**Work order**
Reproduce the passage of the incident response quiz between "- To validate" and "for enhanced security.", inclusive, word for word.

**Reading passage**
[&] Which of the following is a trigger for performing deep analysis?
- When the incident involves routine IT maintenance
- When the system's uptime is over a year
- When all service level agreements are met
- When the first response confirms malicious activity that is not fully scoped -- Correct

[&] Why is memory forensics prioritized in deep analysis?
- It is legally required to investigate RAM first in incident responses
- Memory forensics is unnecessary and usually skipped
- It is the least volatile source of evidence
- RAM provides crucial information about ongoing processes -- Correct

[&] Which tool is commonly used for memory forensics in endpoint analysis?
- Wireshark
- FTK Imager
- Volatility -- Correct
- GIMP

[&] What is the main goal of deep analysis in incident response?
- To validate incident alerts received from the SOC
- To create a quick report for management reviews
- To develop a thorough understanding of the threat and determine precise containment and recovery -- Correct
- To expedite the reporting process of incidents

[&] What constitutes endpoint analysis within deep analysis in incident response?
- Conducting interviews with all IT personnel.
- Utilizing full memory forensics, disk, registry analysis, and possibly reverse engineering. -- Correct
- Developing encryption protocols for enhanced security.
- Performing detailed schematic reviews of network architecture.

**Entries supplied**
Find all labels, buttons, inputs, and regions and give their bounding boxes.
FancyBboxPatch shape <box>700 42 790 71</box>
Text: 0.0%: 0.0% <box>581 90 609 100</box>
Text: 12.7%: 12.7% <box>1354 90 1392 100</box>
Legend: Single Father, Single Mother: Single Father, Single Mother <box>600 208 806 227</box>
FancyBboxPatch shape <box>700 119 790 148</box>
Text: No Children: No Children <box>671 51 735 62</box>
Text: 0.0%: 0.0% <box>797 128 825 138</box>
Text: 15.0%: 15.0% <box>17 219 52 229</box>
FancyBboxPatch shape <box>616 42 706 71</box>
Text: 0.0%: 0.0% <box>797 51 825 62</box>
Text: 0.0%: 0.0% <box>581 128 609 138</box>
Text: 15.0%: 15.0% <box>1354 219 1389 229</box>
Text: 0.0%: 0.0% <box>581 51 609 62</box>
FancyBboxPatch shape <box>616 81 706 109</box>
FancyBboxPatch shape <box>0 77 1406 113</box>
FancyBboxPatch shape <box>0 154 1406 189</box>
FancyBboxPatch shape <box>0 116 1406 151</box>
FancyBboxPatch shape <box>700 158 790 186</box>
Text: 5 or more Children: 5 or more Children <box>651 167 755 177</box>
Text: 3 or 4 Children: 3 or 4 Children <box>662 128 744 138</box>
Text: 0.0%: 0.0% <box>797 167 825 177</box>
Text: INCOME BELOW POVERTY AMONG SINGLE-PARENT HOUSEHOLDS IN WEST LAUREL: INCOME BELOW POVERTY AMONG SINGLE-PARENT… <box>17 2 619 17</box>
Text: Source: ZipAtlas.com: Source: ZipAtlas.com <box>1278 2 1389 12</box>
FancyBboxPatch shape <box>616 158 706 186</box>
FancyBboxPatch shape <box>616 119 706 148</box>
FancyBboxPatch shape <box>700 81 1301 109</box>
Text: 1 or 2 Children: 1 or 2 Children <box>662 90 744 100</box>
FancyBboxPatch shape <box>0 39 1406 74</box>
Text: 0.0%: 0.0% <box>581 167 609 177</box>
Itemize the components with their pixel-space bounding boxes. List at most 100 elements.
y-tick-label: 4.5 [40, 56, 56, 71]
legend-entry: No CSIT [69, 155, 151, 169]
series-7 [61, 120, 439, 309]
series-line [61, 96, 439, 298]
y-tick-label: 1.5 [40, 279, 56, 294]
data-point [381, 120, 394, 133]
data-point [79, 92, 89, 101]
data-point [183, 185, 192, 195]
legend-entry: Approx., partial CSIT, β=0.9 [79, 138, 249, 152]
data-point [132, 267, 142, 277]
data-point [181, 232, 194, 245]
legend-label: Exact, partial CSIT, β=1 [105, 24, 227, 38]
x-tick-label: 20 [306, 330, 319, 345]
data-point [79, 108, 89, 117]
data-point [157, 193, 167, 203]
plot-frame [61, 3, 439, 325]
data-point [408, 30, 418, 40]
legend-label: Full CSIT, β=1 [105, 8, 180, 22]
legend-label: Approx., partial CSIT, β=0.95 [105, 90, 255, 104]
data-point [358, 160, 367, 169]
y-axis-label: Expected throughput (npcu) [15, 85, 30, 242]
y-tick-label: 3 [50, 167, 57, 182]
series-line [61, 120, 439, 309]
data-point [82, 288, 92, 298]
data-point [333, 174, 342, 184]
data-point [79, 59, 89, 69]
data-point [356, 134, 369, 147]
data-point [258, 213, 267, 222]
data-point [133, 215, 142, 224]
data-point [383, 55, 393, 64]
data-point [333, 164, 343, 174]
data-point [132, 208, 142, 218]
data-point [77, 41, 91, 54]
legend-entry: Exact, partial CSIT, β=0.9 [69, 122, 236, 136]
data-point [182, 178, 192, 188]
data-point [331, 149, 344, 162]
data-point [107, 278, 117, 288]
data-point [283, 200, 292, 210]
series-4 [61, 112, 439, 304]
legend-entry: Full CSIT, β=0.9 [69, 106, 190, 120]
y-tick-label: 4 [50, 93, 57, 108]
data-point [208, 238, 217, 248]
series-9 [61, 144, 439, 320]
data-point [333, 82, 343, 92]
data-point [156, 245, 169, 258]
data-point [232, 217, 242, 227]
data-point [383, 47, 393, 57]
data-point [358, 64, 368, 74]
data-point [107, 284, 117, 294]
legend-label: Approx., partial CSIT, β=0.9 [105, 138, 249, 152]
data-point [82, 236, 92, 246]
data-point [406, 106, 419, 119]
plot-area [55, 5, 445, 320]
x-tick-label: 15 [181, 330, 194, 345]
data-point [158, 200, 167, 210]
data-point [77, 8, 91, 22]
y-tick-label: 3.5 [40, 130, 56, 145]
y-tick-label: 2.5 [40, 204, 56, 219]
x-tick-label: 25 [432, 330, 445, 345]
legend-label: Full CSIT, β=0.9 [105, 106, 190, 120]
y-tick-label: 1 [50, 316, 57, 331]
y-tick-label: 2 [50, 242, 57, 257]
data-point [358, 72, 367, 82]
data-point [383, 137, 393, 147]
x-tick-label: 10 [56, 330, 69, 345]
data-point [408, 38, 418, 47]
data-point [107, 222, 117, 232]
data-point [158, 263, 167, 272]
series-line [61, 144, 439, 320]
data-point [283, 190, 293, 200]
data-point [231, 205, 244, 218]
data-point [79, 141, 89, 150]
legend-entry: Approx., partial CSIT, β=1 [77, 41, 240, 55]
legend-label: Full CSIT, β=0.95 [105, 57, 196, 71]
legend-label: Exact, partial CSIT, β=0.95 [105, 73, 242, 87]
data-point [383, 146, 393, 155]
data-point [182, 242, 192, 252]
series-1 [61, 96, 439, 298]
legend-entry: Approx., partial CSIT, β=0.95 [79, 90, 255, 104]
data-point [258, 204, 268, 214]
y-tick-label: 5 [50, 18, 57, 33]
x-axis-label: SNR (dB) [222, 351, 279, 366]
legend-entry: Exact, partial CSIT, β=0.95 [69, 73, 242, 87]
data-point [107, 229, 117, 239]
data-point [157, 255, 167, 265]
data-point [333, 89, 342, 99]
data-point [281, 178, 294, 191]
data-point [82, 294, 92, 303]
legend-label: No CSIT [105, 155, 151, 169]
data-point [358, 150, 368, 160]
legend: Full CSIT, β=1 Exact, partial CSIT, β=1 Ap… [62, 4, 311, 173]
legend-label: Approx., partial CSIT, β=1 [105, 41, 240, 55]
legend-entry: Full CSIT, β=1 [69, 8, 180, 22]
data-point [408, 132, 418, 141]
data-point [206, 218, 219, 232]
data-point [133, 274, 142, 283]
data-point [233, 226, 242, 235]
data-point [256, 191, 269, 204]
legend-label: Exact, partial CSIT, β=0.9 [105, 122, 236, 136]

**Output for this exercise**
- To validate incident alerts received from the SOC
- To create a quick report for management reviews
- To develop a thorough understanding of the threat and determine precise containment and recovery -- Correct
- To expedite the reporting process of incidents

[&] What constitutes endpoint analysis within deep analysis in incident response?
- Conducting interviews with all IT personnel.
- Utilizing full memory forensics, disk, registry analysis, and possibly reverse engineering. -- Correct
- Developing encryption protocols for enhanced security.